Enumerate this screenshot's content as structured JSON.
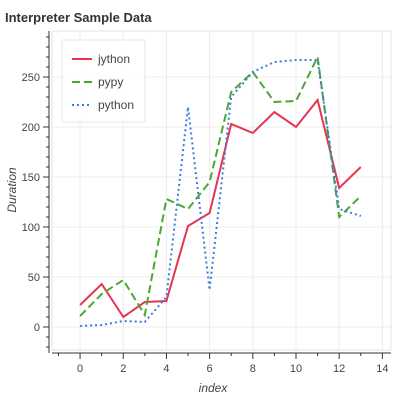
{
  "chart_data": {
    "type": "line",
    "title": "Interpreter Sample Data",
    "xlabel": "index",
    "ylabel": "Duration",
    "x": [
      0,
      1,
      2,
      3,
      4,
      5,
      6,
      7,
      8,
      9,
      10,
      11,
      12,
      13
    ],
    "xlim": [
      -1.3,
      14.4
    ],
    "ylim": [
      -23,
      296
    ],
    "xticks": [
      0,
      2,
      4,
      6,
      8,
      10,
      12,
      14
    ],
    "yticks": [
      0,
      50,
      100,
      150,
      200,
      250
    ],
    "grid": true,
    "legend_position": "top-left",
    "series": [
      {
        "name": "jython",
        "color": "#e8344f",
        "dash": "solid",
        "values": [
          22,
          43,
          10,
          25,
          26,
          101,
          114,
          203,
          194,
          215,
          200,
          227,
          139,
          160
        ]
      },
      {
        "name": "pypy",
        "color": "#4aa832",
        "dash": "dashed",
        "values": [
          11,
          33,
          47,
          12,
          128,
          118,
          145,
          235,
          255,
          225,
          226,
          270,
          110,
          131
        ]
      },
      {
        "name": "python",
        "color": "#3b7ae0",
        "dash": "dotted",
        "values": [
          1,
          2,
          6,
          5,
          30,
          220,
          37,
          230,
          255,
          265,
          267,
          267,
          118,
          111
        ]
      }
    ]
  }
}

=====

Exercise details: Filter lines by "color" and return each hit.

Exercise result:
        "color": "#e8344f",
        "color": "#4aa832",
        "color": "#3b7ae0",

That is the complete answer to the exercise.